_EXERCISE INPUTS:_
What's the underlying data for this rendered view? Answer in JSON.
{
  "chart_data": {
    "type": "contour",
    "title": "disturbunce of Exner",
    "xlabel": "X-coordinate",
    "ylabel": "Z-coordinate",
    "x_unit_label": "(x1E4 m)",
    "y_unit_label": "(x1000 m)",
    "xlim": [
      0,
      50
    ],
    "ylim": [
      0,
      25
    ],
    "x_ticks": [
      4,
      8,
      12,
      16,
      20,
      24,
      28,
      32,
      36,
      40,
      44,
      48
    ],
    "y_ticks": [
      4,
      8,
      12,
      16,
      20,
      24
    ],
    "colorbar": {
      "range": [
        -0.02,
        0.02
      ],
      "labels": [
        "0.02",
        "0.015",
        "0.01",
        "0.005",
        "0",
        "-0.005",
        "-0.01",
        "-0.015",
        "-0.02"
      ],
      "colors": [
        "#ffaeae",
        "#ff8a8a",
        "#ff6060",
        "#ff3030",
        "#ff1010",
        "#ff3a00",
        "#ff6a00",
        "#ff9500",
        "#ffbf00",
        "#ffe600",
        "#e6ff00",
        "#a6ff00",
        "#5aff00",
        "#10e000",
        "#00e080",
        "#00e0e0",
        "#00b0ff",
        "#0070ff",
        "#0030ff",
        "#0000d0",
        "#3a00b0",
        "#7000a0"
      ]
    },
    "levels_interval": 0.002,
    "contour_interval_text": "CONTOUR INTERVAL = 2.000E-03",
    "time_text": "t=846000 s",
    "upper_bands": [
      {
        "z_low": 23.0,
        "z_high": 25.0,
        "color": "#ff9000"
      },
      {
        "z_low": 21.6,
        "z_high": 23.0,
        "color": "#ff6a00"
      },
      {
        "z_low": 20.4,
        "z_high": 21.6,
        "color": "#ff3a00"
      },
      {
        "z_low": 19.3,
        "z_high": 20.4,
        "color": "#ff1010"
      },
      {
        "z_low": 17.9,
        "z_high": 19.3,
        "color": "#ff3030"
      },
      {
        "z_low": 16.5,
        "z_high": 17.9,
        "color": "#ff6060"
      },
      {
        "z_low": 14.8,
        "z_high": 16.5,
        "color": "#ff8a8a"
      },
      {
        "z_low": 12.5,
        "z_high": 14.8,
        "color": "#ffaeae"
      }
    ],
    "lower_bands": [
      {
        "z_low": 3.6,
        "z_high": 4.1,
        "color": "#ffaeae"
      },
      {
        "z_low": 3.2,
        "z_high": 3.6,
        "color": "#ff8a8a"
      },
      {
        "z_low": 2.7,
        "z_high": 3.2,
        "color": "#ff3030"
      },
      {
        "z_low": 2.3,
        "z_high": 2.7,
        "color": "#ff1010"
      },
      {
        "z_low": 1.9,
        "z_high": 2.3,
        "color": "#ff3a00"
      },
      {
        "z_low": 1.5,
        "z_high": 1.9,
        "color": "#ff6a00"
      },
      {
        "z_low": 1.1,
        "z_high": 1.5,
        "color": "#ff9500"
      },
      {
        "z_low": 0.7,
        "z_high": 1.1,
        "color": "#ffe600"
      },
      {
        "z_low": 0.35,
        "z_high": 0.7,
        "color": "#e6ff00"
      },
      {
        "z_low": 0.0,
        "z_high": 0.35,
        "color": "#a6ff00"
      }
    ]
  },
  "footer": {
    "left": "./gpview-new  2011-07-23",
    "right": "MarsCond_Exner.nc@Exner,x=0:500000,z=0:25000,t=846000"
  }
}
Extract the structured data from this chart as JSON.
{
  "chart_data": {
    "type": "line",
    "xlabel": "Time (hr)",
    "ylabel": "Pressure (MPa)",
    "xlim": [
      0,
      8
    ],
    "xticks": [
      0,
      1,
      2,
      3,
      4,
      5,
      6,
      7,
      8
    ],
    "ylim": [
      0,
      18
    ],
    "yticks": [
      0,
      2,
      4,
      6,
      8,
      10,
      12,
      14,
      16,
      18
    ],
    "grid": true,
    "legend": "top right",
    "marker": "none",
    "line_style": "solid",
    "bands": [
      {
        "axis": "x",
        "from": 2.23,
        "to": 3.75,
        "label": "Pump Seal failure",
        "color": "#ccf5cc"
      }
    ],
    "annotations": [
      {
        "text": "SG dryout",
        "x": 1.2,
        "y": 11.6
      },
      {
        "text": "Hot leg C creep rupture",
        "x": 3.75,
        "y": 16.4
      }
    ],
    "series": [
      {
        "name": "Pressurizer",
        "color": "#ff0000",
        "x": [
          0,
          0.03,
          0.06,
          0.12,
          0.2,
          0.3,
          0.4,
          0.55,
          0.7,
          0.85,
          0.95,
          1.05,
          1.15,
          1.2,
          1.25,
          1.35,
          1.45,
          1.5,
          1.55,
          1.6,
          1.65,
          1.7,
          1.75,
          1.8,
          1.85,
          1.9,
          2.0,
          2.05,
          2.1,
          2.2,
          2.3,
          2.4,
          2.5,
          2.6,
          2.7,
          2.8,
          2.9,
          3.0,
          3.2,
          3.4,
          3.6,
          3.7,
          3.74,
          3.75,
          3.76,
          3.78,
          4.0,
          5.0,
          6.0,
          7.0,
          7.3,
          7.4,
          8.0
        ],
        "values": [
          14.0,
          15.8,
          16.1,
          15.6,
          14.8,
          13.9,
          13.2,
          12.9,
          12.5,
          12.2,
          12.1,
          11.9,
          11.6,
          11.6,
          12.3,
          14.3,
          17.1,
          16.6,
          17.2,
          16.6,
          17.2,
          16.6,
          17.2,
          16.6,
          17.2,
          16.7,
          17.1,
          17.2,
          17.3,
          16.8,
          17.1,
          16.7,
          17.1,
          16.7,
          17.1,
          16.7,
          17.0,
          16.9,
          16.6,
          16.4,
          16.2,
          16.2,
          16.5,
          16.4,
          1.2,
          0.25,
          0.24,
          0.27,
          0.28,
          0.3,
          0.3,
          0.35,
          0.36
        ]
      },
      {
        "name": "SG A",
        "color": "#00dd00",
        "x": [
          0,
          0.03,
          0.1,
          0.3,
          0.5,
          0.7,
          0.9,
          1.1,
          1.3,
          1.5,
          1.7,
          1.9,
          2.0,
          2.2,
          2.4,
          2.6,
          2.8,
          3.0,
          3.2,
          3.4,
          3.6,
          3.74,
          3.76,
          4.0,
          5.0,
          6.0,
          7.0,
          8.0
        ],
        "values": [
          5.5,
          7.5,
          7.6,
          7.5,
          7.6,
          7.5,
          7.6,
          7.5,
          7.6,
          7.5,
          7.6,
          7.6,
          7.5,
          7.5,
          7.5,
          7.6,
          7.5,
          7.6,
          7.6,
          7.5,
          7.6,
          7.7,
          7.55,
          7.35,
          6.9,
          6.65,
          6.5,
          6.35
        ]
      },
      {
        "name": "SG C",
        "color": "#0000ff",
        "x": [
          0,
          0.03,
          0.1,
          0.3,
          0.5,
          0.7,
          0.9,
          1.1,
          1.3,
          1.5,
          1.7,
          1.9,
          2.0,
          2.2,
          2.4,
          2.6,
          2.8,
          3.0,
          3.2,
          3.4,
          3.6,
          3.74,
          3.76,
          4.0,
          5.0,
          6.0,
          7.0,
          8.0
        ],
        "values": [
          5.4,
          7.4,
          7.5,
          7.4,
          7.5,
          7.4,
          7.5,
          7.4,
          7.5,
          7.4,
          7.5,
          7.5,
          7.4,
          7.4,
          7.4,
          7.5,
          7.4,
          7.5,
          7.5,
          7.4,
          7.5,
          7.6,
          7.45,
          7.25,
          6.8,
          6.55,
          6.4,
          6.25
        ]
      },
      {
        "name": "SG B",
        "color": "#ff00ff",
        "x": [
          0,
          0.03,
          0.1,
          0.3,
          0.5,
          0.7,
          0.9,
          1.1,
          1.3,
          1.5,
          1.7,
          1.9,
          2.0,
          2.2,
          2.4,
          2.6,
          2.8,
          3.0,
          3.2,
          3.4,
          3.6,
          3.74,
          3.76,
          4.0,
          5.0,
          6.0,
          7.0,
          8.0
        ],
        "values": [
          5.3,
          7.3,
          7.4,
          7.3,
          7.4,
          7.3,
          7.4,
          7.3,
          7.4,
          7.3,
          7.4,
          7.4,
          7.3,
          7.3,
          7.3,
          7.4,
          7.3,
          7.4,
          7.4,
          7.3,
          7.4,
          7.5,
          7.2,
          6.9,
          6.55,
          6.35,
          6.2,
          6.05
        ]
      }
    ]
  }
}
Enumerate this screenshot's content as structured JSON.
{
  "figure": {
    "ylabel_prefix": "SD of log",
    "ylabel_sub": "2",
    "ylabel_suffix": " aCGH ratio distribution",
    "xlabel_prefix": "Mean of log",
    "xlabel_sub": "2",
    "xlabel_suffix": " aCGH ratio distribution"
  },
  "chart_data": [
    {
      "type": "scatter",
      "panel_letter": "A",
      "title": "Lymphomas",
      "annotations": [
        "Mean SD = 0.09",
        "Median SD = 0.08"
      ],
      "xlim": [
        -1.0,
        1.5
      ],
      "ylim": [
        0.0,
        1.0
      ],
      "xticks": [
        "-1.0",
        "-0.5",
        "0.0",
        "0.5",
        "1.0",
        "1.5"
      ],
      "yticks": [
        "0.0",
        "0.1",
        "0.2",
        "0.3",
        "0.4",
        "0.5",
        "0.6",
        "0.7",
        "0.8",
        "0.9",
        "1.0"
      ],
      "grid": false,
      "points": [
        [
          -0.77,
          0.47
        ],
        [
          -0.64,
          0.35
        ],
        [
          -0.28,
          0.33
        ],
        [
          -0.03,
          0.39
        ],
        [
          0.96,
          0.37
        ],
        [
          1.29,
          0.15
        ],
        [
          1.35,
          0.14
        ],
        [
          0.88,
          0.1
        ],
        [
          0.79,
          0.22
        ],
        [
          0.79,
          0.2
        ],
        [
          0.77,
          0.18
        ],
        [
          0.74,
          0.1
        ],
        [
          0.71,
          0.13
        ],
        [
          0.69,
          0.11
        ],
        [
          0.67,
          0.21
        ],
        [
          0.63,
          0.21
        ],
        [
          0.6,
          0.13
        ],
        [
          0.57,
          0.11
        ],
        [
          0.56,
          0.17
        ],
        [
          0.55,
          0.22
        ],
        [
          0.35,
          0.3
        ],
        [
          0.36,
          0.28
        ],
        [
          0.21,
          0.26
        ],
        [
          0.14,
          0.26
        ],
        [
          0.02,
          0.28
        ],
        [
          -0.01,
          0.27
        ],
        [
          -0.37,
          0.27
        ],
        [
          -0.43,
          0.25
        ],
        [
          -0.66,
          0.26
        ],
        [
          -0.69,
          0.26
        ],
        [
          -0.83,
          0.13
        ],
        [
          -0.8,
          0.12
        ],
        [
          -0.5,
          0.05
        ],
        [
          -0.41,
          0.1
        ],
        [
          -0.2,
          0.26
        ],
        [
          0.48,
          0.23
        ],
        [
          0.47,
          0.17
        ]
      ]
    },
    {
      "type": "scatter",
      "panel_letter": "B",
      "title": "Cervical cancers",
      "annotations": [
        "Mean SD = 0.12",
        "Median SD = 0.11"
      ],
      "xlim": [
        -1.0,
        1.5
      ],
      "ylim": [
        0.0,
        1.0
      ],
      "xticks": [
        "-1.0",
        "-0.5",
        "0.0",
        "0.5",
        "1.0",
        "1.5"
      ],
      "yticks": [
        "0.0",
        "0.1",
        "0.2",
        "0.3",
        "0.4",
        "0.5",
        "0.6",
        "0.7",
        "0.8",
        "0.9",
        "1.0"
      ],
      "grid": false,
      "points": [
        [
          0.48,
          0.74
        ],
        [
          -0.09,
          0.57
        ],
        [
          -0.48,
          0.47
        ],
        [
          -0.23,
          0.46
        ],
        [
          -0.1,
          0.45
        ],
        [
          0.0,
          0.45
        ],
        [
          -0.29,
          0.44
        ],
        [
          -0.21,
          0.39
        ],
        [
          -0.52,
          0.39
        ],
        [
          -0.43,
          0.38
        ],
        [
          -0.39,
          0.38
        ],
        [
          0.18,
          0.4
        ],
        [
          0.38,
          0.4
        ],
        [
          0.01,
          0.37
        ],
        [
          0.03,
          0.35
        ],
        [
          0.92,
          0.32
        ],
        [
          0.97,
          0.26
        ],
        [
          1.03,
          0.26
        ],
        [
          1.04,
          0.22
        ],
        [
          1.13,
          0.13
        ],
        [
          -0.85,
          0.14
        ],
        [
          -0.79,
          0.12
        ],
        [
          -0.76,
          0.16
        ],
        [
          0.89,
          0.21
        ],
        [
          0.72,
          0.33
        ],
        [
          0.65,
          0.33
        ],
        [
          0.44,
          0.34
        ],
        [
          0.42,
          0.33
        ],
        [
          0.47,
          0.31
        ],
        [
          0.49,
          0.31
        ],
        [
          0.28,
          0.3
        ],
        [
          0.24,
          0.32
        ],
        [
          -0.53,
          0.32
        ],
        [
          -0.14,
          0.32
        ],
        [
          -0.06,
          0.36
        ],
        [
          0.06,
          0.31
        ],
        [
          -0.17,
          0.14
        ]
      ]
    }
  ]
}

_SET EXERCISE:_ Gather and return every line that holds the string "distribution".

_ANSWER TO THIS EXERCISE:_
    "ylabel_suffix": " aCGH ratio distribution",
    "xlabel_suffix": " aCGH ratio distribution"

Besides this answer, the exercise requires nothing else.